**** Provided data ****
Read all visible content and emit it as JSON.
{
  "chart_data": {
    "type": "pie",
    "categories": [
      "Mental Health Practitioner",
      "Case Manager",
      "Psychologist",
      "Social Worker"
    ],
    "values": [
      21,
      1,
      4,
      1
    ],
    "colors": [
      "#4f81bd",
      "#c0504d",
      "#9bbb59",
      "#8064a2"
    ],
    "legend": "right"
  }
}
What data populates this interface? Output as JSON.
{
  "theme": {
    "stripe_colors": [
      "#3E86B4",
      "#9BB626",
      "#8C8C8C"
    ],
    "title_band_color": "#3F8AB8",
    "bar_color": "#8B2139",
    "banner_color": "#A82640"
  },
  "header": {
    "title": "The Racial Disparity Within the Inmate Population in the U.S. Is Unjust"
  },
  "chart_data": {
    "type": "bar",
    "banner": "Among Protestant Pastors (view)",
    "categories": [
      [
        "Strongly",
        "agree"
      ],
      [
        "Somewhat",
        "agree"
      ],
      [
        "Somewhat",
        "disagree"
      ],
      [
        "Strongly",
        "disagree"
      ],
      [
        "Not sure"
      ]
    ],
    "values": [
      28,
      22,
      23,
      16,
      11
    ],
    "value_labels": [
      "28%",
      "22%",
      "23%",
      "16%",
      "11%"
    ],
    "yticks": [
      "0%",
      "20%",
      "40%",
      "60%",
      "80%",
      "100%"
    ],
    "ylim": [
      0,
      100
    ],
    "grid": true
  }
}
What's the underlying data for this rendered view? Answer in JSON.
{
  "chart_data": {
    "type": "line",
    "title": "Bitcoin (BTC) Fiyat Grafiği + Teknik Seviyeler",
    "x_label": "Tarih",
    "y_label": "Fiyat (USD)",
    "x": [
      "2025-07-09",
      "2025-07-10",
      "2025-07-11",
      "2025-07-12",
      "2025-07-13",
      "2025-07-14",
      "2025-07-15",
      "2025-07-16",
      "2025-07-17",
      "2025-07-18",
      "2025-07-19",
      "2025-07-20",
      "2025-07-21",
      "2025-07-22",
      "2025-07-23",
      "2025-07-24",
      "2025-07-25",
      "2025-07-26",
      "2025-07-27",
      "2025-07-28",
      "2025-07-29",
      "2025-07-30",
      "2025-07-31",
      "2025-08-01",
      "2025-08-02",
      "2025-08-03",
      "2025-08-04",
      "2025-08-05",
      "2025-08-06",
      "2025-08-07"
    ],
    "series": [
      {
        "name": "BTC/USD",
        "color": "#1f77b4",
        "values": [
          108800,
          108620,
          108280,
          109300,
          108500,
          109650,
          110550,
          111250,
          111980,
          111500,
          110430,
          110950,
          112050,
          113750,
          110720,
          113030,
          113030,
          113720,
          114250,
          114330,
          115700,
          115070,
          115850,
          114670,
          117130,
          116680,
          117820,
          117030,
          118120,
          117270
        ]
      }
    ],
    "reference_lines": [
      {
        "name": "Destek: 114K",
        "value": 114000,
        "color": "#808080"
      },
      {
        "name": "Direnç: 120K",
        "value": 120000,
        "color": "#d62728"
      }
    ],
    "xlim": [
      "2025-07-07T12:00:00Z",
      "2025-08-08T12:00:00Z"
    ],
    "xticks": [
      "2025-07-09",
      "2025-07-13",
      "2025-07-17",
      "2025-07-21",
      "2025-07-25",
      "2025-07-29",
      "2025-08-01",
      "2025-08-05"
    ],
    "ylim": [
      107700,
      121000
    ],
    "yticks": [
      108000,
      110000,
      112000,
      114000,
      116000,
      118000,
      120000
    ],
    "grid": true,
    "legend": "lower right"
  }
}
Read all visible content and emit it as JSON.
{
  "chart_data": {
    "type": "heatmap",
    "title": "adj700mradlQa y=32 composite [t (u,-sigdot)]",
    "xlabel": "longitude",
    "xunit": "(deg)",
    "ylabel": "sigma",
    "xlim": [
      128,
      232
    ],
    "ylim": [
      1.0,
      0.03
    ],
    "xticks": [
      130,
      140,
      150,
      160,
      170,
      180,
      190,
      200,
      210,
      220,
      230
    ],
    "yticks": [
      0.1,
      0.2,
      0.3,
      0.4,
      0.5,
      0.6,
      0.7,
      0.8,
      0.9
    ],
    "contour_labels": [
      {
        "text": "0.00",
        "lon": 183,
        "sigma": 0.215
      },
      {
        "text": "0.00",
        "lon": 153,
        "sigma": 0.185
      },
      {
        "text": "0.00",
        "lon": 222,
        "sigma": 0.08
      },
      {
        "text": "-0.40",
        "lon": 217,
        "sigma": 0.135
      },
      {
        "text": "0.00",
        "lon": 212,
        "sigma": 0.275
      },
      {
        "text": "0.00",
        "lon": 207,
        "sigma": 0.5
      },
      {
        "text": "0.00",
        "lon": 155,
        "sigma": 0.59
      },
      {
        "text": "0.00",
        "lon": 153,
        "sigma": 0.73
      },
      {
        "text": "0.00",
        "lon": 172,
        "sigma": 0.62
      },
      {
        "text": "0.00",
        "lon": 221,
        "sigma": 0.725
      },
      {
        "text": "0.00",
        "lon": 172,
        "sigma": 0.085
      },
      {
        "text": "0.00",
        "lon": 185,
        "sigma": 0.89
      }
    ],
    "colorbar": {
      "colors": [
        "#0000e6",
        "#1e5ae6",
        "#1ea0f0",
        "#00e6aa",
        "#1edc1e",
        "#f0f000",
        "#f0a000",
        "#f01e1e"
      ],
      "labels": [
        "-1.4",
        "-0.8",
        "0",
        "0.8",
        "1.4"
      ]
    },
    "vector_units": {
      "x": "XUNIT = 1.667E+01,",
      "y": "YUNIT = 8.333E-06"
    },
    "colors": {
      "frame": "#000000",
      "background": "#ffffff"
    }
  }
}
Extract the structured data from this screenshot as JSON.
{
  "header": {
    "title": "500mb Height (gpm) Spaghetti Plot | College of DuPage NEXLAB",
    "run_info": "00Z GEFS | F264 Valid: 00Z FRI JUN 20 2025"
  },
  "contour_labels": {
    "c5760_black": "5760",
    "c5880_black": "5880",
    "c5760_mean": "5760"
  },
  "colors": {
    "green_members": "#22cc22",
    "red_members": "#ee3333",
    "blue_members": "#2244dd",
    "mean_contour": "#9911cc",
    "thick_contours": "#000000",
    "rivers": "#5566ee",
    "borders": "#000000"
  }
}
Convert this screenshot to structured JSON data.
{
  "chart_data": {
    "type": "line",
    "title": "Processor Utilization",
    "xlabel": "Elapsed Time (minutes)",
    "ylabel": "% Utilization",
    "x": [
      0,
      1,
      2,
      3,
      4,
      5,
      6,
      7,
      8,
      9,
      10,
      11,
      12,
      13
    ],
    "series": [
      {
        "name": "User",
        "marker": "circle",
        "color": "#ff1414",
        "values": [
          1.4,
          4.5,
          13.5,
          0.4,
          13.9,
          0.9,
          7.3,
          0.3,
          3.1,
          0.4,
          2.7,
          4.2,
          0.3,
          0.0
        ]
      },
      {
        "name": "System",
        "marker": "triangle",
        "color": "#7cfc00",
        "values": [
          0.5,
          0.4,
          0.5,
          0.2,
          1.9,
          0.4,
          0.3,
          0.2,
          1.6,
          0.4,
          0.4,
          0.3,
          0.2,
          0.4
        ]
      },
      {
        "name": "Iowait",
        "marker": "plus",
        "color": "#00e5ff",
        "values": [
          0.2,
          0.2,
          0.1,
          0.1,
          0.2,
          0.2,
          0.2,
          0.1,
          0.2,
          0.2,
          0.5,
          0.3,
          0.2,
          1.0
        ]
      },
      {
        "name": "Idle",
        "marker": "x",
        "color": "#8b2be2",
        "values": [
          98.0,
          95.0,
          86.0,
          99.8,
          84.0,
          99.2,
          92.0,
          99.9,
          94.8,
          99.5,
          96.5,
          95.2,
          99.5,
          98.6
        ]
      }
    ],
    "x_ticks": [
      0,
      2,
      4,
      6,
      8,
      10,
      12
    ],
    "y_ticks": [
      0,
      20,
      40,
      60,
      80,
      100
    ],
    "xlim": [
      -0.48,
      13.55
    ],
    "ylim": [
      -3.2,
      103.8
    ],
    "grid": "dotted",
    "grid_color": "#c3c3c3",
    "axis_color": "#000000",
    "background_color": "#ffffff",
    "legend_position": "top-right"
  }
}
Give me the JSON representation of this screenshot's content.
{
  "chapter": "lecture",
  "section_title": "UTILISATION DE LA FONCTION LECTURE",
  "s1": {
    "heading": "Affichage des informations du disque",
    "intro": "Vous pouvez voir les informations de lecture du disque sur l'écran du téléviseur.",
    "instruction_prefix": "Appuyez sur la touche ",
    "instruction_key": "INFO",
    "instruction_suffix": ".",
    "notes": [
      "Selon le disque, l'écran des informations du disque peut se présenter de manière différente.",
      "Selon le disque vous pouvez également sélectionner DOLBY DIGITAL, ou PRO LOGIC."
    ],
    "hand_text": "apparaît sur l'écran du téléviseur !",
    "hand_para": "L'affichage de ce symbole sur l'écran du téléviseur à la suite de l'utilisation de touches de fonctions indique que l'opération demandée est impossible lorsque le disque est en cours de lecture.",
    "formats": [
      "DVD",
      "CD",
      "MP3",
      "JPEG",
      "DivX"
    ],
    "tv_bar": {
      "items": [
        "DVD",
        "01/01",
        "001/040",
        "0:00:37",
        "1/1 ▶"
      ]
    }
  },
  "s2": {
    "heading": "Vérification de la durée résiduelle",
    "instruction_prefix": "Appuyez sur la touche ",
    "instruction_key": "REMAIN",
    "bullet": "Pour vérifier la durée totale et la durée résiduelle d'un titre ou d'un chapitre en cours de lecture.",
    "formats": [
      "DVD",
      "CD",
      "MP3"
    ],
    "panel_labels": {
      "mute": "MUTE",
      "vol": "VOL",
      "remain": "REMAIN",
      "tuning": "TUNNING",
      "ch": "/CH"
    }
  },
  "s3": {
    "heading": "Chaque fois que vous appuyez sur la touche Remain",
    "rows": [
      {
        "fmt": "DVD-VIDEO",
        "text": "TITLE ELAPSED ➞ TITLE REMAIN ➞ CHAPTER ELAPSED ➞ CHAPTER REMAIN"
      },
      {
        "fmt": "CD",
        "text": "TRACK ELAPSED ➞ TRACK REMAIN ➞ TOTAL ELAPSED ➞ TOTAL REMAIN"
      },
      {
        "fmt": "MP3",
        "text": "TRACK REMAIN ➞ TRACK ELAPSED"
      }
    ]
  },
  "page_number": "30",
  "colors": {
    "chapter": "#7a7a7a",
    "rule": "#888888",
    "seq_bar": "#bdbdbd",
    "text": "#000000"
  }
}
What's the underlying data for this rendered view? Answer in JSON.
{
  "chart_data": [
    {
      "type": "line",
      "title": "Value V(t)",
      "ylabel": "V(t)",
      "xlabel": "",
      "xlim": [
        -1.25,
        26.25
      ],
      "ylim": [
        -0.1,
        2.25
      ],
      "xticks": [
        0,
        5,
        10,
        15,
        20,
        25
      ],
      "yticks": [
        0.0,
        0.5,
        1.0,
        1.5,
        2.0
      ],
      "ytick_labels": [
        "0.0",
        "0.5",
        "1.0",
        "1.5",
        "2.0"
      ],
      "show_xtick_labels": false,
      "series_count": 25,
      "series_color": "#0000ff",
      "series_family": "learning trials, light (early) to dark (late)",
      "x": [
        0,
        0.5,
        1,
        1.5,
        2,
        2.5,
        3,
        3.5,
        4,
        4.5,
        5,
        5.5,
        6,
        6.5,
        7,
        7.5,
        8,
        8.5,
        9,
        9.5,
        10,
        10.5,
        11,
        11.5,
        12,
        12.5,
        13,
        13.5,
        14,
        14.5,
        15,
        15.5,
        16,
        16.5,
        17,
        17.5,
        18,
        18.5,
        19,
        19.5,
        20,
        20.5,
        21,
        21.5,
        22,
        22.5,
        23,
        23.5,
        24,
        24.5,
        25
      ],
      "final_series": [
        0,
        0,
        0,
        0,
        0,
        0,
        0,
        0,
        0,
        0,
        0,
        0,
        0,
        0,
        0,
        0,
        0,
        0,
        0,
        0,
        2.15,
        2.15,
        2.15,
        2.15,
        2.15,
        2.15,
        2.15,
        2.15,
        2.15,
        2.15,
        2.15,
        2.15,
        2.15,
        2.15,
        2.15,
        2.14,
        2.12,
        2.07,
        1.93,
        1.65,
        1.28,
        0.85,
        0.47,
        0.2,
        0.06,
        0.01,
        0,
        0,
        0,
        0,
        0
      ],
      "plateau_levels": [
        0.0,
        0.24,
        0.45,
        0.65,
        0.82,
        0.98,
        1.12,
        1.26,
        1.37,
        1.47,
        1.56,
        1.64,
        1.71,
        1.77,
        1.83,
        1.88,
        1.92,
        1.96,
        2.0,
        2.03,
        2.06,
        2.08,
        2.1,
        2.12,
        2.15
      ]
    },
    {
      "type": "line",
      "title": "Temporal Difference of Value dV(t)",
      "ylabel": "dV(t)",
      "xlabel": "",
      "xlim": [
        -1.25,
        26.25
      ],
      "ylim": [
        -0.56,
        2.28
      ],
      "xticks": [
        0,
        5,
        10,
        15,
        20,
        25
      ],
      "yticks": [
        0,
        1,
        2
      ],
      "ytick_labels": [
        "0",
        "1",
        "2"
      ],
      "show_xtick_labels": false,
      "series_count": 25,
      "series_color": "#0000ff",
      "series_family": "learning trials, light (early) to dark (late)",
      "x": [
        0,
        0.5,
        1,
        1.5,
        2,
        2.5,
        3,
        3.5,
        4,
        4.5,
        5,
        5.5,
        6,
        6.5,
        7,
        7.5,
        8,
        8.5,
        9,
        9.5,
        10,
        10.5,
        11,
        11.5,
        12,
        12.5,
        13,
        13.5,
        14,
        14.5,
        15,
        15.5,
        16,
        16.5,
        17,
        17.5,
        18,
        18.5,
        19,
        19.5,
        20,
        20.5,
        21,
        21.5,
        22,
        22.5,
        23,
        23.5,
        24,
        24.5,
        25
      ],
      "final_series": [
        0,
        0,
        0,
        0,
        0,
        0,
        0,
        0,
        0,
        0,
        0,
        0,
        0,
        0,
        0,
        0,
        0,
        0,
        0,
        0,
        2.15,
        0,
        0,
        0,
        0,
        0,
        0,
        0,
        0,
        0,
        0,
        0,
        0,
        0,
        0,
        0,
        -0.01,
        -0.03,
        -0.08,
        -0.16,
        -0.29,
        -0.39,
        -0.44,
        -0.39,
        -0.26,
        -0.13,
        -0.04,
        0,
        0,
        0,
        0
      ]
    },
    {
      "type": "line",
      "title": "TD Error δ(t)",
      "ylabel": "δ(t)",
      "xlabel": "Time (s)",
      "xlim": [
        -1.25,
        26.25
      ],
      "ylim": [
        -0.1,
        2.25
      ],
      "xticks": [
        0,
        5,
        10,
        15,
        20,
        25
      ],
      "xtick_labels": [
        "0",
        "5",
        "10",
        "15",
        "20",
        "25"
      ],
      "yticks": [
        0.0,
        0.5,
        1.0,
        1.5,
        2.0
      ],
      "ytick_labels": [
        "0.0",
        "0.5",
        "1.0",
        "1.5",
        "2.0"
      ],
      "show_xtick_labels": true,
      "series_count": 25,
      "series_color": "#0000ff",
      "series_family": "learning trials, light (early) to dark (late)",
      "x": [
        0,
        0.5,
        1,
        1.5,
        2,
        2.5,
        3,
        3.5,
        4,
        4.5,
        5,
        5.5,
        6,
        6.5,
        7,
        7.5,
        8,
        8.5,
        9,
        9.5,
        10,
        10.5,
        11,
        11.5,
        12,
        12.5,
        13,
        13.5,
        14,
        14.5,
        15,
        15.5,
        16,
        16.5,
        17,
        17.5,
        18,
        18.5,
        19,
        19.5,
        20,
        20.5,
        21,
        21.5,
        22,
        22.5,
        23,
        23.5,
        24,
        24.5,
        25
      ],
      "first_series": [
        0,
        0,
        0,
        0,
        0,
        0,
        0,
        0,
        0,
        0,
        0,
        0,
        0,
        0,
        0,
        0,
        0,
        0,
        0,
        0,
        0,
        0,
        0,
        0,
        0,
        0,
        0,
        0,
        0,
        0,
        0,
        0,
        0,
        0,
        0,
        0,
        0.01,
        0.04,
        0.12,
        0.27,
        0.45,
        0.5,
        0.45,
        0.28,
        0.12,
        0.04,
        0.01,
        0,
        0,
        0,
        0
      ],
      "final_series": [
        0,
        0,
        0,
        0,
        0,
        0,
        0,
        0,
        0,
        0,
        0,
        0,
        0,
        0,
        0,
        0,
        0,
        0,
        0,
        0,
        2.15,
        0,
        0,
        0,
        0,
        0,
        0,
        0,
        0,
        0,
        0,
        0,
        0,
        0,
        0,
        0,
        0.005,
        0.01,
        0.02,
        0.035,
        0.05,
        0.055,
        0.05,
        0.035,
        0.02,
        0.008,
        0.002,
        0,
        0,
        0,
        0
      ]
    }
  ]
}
****
• _Your objective_:
In the records above, locate the lines holding the word "cours". Copy each of them.

• _Final answer_:
    "hand_para": "L'affichage de ce symbole sur l'écran du téléviseur à la suite de l'utilisation de touches de fonctions indique que l'opération demandée est impossible lorsque le disque est en cours de lecture.",
    "bullet": "Pour vérifier la durée totale et la durée résiduelle d'un titre ou d'un chapitre en cours de lecture.",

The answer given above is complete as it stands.